== Extrait du document ==

Natascha Rogers © Louise Pham Van

 

En compagnie de ses innombrables instruments électroniques, lui non plus n’est pas seul sur la scène de la Boule Noire. Nit façonne le son comme un sculpteur. Il bidouille ses bidules dans le laboratoire qu’il a composé sur les planches de la Boule Noire. En totale immersion, il joue dans plusieurs dimensions, courant derrière sa musique et la devançant simultanément.  « L’idée est de remixer les morceaux ensemble. Je ne veux pas simplement jouer un morceau avec plein de synthés, puis finir, recevoir des applaudissements, et enchaîner sur le suivant. Ce format ne me convient pas, surtout dans la musique électronique instrumentale, où je trouve que ça ne fonctionne pas vraiment. En fait, j’utilise un ordinateur pour gérer des séquences, accompagné de plusieurs contrôleurs et synthés. Je m’amuse avec cette matière, en enlevant des éléments et en passant à la suite à ma manière. Le but, c’est d’avoir une certaine liberté : une structure qui se déploie tout en me permettant de rester longtemps sur une boucle si je me sens bien dedans, en jouant avec des effets et en manipulant les sons des synthés. » Nit.

 

Nit © Louise Pham Van

 

 

Éthéré/aérien/laiteux 

Puis il y a ceux dont la voix touche, s’insinue sous les strates de peau pour faire frissonner l’épiderme.

===

Travail à faire →
1. Extrayez de l'extrait sur la Boule Noire tout ce qui va de « Nit © Louise » jusqu'à « faire frissonner l’épiderme. ».
2. Rédigez la suite de l'extrait sur la Boule Noire, en reprenant juste après sa dernière phrase.

== Liste des items ==

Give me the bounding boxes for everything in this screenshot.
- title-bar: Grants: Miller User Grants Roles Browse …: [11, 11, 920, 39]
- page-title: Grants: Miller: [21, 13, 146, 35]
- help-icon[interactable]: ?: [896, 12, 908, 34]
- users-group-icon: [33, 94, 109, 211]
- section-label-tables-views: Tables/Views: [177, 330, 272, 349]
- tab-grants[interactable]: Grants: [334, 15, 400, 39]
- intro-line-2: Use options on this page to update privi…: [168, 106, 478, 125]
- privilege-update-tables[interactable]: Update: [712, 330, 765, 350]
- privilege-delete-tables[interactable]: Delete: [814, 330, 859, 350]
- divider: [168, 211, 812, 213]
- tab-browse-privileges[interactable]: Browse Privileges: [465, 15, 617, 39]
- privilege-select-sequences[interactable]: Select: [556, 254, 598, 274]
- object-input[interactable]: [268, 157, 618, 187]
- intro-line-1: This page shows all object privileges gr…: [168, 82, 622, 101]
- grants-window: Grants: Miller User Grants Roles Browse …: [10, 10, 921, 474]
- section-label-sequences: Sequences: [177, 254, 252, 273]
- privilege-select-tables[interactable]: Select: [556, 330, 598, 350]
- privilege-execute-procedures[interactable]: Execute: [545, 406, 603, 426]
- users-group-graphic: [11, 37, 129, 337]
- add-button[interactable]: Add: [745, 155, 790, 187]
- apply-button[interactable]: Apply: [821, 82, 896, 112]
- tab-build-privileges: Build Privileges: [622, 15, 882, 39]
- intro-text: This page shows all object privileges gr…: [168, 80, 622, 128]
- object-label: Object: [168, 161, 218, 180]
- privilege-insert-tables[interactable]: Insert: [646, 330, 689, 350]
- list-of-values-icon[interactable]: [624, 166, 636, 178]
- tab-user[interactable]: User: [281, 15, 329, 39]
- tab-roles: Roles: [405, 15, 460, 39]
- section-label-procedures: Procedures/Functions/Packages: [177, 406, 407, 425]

===

Réponses aux consignes →
1.
Nit © Louise Pham Van

 

 

Éthéré/aérien/laiteux 

Puis il y a ceux dont la voix touche, s’insinue sous les strates de peau pour faire frissonner l’épiderme.

2.
Dans la salle agitée de Backstage By the Mills, la tendre voix de Marius tente de se frayer un chemin entre les conversations et les rires des festivaliers. En tendant l’oreille, son timbre doux se fait entendre, prend de l’assurance pour partager les peines parfois premières qui reflètent sa génération. 

 

Marius © Louise Pham Van

 

Les chansons tristes, trouvent aussi un écho dans la musique de Noor. Portée par une voix que la peine a rendue riche et habitée, il y a dans sa mélancolie l’envie d’un sourire. Presque fantomatique dans sa chemise trop grande et son timbre qui habite l’espace, elle transforme les relations toxiques et les blessures d’amour en refrains que l’on a encore envie d’écouter. 

 

Noor © Louise Pham Van

 

De formation danseuse, Iskwé pense sa musique en mouvements, images et couleurs. Vêtue d’une longue robe couleur or, elle entre sur le tout petit plateau de l’école ATLA telle un ange se posant sur votre épaule pour nous délivrer un set habité et solaire tout acoustique, sans ses boucles électro qui sont sa marque de fabrique. « L’un des outils essentiels ici, c’est la collaboration avec d’autres artistes et la construction de relations. Il ne s’agit pas d’avoir cette mentalité nord-américaine où l’on pense uniquement à ce qu’on peut tirer d’un partenariat. C’est vraiment important de créer des liens avec les gens. Quand tu arrives ici, il faut faire plusieurs tournées avant que les choses commencent à s’installer. J’apprécie la façon dont l’Europe fonctionne différemment de l’Amérique du Nord. » Iskwé.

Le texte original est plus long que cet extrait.